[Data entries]
=-=-=
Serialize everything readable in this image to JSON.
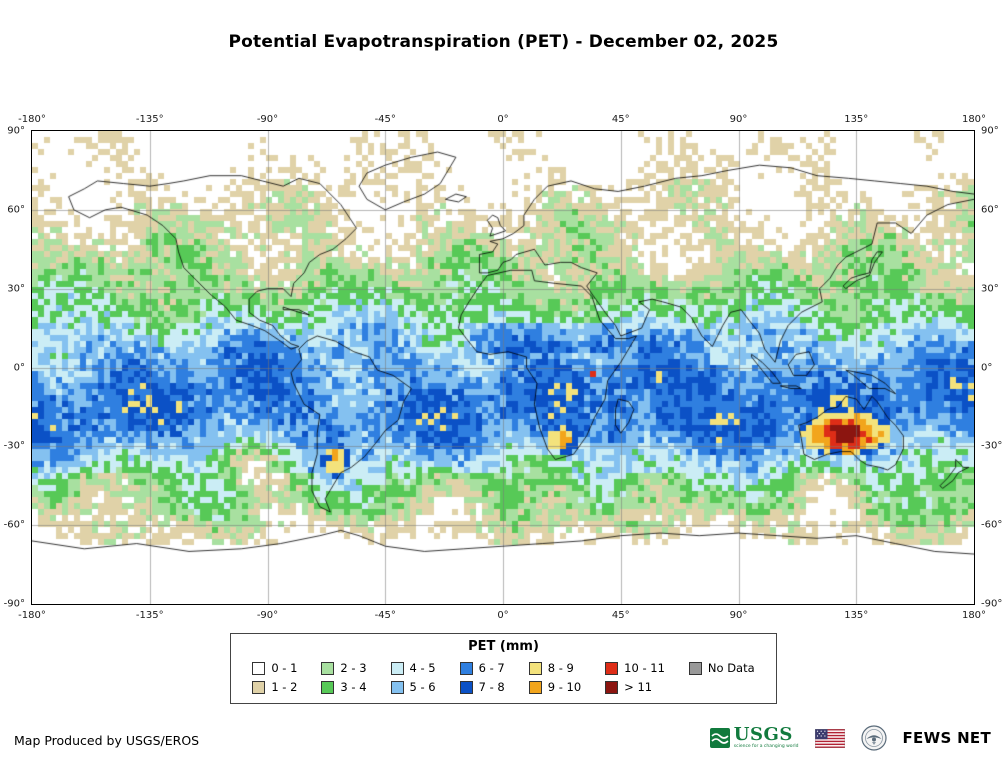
{
  "title": "Potential Evapotranspiration (PET) - December 02, 2025",
  "map": {
    "lon_ticks": [
      "-180°",
      "-135°",
      "-90°",
      "-45°",
      "0°",
      "45°",
      "90°",
      "135°",
      "180°"
    ],
    "lat_ticks": [
      "90°",
      "60°",
      "30°",
      "0°",
      "-30°",
      "-60°",
      "-90°"
    ]
  },
  "legend": {
    "title": "PET (mm)",
    "entries": [
      {
        "label": "0 - 1",
        "color": "#FFFFFF"
      },
      {
        "label": "1 - 2",
        "color": "#E0D2A8"
      },
      {
        "label": "2 - 3",
        "color": "#A8E0A0"
      },
      {
        "label": "3 - 4",
        "color": "#57C957"
      },
      {
        "label": "4 - 5",
        "color": "#CBEDF5"
      },
      {
        "label": "5 - 6",
        "color": "#84C1F0"
      },
      {
        "label": "6 - 7",
        "color": "#2F7FE0"
      },
      {
        "label": "7 - 8",
        "color": "#0B51C6"
      },
      {
        "label": "8 - 9",
        "color": "#F3E27C"
      },
      {
        "label": "9 - 10",
        "color": "#F2A51C"
      },
      {
        "label": "10 - 11",
        "color": "#DE2D17"
      },
      {
        "label": "> 11",
        "color": "#8C1510"
      },
      {
        "label": "No Data",
        "color": "#999999"
      }
    ]
  },
  "footer": {
    "credit": "Map Produced by USGS/EROS",
    "usgs_label": "USGS",
    "usgs_tagline": "science for a changing world",
    "fewsnet_label": "FEWS NET"
  }
}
=-=-=
(Set problem)
Check each line of the records above for the word "title", then give the number of lines that have it, with no other words.

(Task result)
2